• _Challenge_: Give all the lines below again, exactly, with no pictures.

• _Exercise input_:
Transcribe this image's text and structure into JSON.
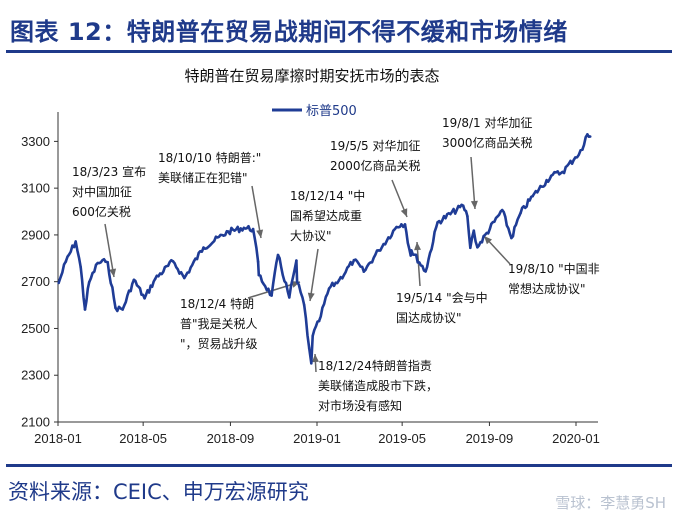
{
  "figure_title": "图表 12：特朗普在贸易战期间不得不缓和市场情绪",
  "source": "资料来源：CEIC、申万宏源研究",
  "watermark": "雪球：李慧勇SH",
  "colors": {
    "brand": "#1f3a8a",
    "series": "#1f3c96",
    "axis": "#333333"
  },
  "chart_data": {
    "type": "line",
    "title": "特朗普在贸易摩擦时期安抚市场的表态",
    "xlabel": "",
    "ylabel": "",
    "legend": "top-center",
    "grid": false,
    "x_range": [
      "2018-01-01",
      "2020-02-01"
    ],
    "ylim": [
      2100,
      3400
    ],
    "x_ticks": [
      {
        "date": "2018-01-01",
        "label": "2018-01"
      },
      {
        "date": "2018-05-01",
        "label": "2018-05"
      },
      {
        "date": "2018-09-01",
        "label": "2018-09"
      },
      {
        "date": "2019-01-01",
        "label": "2019-01"
      },
      {
        "date": "2019-05-01",
        "label": "2019-05"
      },
      {
        "date": "2019-09-01",
        "label": "2019-09"
      },
      {
        "date": "2020-01-01",
        "label": "2020-01"
      }
    ],
    "y_ticks": [
      2100,
      2300,
      2500,
      2700,
      2900,
      3100,
      3300
    ],
    "series": [
      {
        "name": "标普500",
        "x": [
          "2018-01-02",
          "2018-01-12",
          "2018-01-26",
          "2018-02-02",
          "2018-02-08",
          "2018-02-14",
          "2018-02-26",
          "2018-03-09",
          "2018-03-12",
          "2018-03-23",
          "2018-04-02",
          "2018-04-18",
          "2018-05-03",
          "2018-05-18",
          "2018-06-12",
          "2018-06-28",
          "2018-07-25",
          "2018-08-29",
          "2018-09-20",
          "2018-10-03",
          "2018-10-10",
          "2018-10-11",
          "2018-10-29",
          "2018-11-07",
          "2018-11-23",
          "2018-12-03",
          "2018-12-04",
          "2018-12-14",
          "2018-12-21",
          "2018-12-24",
          "2018-12-26",
          "2019-01-04",
          "2019-01-18",
          "2019-02-01",
          "2019-02-22",
          "2019-03-08",
          "2019-03-29",
          "2019-04-23",
          "2019-04-30",
          "2019-05-05",
          "2019-05-13",
          "2019-05-14",
          "2019-06-03",
          "2019-06-20",
          "2019-07-26",
          "2019-08-01",
          "2019-08-05",
          "2019-08-10",
          "2019-08-15",
          "2019-09-19",
          "2019-10-02",
          "2019-10-15",
          "2019-11-01",
          "2019-11-27",
          "2019-12-13",
          "2019-12-31",
          "2020-01-10",
          "2020-01-17",
          "2020-01-21"
        ],
        "values": [
          2695,
          2786,
          2872,
          2762,
          2581,
          2698,
          2780,
          2786,
          2783,
          2588,
          2581,
          2708,
          2629,
          2712,
          2787,
          2716,
          2846,
          2914,
          2930,
          2925,
          2785,
          2728,
          2641,
          2814,
          2633,
          2790,
          2700,
          2600,
          2416,
          2351,
          2468,
          2532,
          2671,
          2706,
          2792,
          2743,
          2834,
          2934,
          2945,
          2945,
          2812,
          2834,
          2744,
          2954,
          3025,
          2980,
          2845,
          2918,
          2847,
          3006,
          2887,
          2995,
          3066,
          3153,
          3169,
          3231,
          3265,
          3330,
          3321
        ]
      }
    ],
    "annotations": [
      {
        "date": "2018-03-23",
        "lines": [
          "18/3/23 宣布",
          "对中国加征",
          "600亿关税"
        ]
      },
      {
        "date": "2018-10-10",
        "lines": [
          "18/10/10 特朗普:\"",
          "美联储正在犯错\""
        ]
      },
      {
        "date": "2018-12-04",
        "lines": [
          "18/12/4 特朗",
          "普\"我是关税人",
          "\"，贸易战升级"
        ]
      },
      {
        "date": "2018-12-14",
        "lines": [
          "18/12/14 \"中",
          "国希望达成重",
          "大协议\""
        ]
      },
      {
        "date": "2018-12-24",
        "lines": [
          "18/12/24特朗普指责",
          "美联储造成股市下跌，",
          "对市场没有感知"
        ]
      },
      {
        "date": "2019-05-05",
        "lines": [
          "19/5/5 对华加征",
          "2000亿商品关税"
        ]
      },
      {
        "date": "2019-05-14",
        "lines": [
          "19/5/14 \"会与中",
          "国达成协议\""
        ]
      },
      {
        "date": "2019-08-01",
        "lines": [
          "19/8/1 对华加征",
          "3000亿商品关税"
        ]
      },
      {
        "date": "2019-08-10",
        "lines": [
          "19/8/10 \"中国非",
          "常想达成协议\""
        ]
      }
    ]
  }
}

• _The output_:
Transcribe this image's text and structure into JSON.
{
  "figure_title": "图表 12：特朗普在贸易战期间不得不缓和市场情绪",
  "source": "资料来源：CEIC、申万宏源研究",
  "watermark": "雪球：李慧勇SH",
  "colors": {
    "brand": "#1f3a8a",
    "series": "#1f3c96",
    "axis": "#333333"
  },
  "chart_data": {
    "type": "line",
    "title": "特朗普在贸易摩擦时期安抚市场的表态",
    "xlabel": "",
    "ylabel": "",
    "legend": "top-center",
    "grid": false,
    "x_range": [
      "2018-01-01",
      "2020-02-01"
    ],
    "ylim": [
      2100,
      3400
    ],
    "x_ticks": [
      {
        "date": "2018-01-01",
        "label": "2018-01"
      },
      {
        "date": "2018-05-01",
        "label": "2018-05"
      },
      {
        "date": "2018-09-01",
        "label": "2018-09"
      },
      {
        "date": "2019-01-01",
        "label": "2019-01"
      },
      {
        "date": "2019-05-01",
        "label": "2019-05"
      },
      {
        "date": "2019-09-01",
        "label": "2019-09"
      },
      {
        "date": "2020-01-01",
        "label": "2020-01"
      }
    ],
    "y_ticks": [
      2100,
      2300,
      2500,
      2700,
      2900,
      3100,
      3300
    ],
    "series": [
      {
        "name": "标普500",
        "x": [
          "2018-01-02",
          "2018-01-12",
          "2018-01-26",
          "2018-02-02",
          "2018-02-08",
          "2018-02-14",
          "2018-02-26",
          "2018-03-09",
          "2018-03-12",
          "2018-03-23",
          "2018-04-02",
          "2018-04-18",
          "2018-05-03",
          "2018-05-18",
          "2018-06-12",
          "2018-06-28",
          "2018-07-25",
          "2018-08-29",
          "2018-09-20",
          "2018-10-03",
          "2018-10-10",
          "2018-10-11",
          "2018-10-29",
          "2018-11-07",
          "2018-11-23",
          "2018-12-03",
          "2018-12-04",
          "2018-12-14",
          "2018-12-21",
          "2018-12-24",
          "2018-12-26",
          "2019-01-04",
          "2019-01-18",
          "2019-02-01",
          "2019-02-22",
          "2019-03-08",
          "2019-03-29",
          "2019-04-23",
          "2019-04-30",
          "2019-05-05",
          "2019-05-13",
          "2019-05-14",
          "2019-06-03",
          "2019-06-20",
          "2019-07-26",
          "2019-08-01",
          "2019-08-05",
          "2019-08-10",
          "2019-08-15",
          "2019-09-19",
          "2019-10-02",
          "2019-10-15",
          "2019-11-01",
          "2019-11-27",
          "2019-12-13",
          "2019-12-31",
          "2020-01-10",
          "2020-01-17",
          "2020-01-21"
        ],
        "values": [
          2695,
          2786,
          2872,
          2762,
          2581,
          2698,
          2780,
          2786,
          2783,
          2588,
          2581,
          2708,
          2629,
          2712,
          2787,
          2716,
          2846,
          2914,
          2930,
          2925,
          2785,
          2728,
          2641,
          2814,
          2633,
          2790,
          2700,
          2600,
          2416,
          2351,
          2468,
          2532,
          2671,
          2706,
          2792,
          2743,
          2834,
          2934,
          2945,
          2945,
          2812,
          2834,
          2744,
          2954,
          3025,
          2980,
          2845,
          2918,
          2847,
          3006,
          2887,
          2995,
          3066,
          3153,
          3169,
          3231,
          3265,
          3330,
          3321
        ]
      }
    ],
    "annotations": [
      {
        "date": "2018-03-23",
        "lines": [
          "18/3/23 宣布",
          "对中国加征",
          "600亿关税"
        ]
      },
      {
        "date": "2018-10-10",
        "lines": [
          "18/10/10 特朗普:\"",
          "美联储正在犯错\""
        ]
      },
      {
        "date": "2018-12-04",
        "lines": [
          "18/12/4 特朗",
          "普\"我是关税人",
          "\"，贸易战升级"
        ]
      },
      {
        "date": "2018-12-14",
        "lines": [
          "18/12/14 \"中",
          "国希望达成重",
          "大协议\""
        ]
      },
      {
        "date": "2018-12-24",
        "lines": [
          "18/12/24特朗普指责",
          "美联储造成股市下跌，",
          "对市场没有感知"
        ]
      },
      {
        "date": "2019-05-05",
        "lines": [
          "19/5/5 对华加征",
          "2000亿商品关税"
        ]
      },
      {
        "date": "2019-05-14",
        "lines": [
          "19/5/14 \"会与中",
          "国达成协议\""
        ]
      },
      {
        "date": "2019-08-01",
        "lines": [
          "19/8/1 对华加征",
          "3000亿商品关税"
        ]
      },
      {
        "date": "2019-08-10",
        "lines": [
          "19/8/10 \"中国非",
          "常想达成协议\""
        ]
      }
    ]
  }
}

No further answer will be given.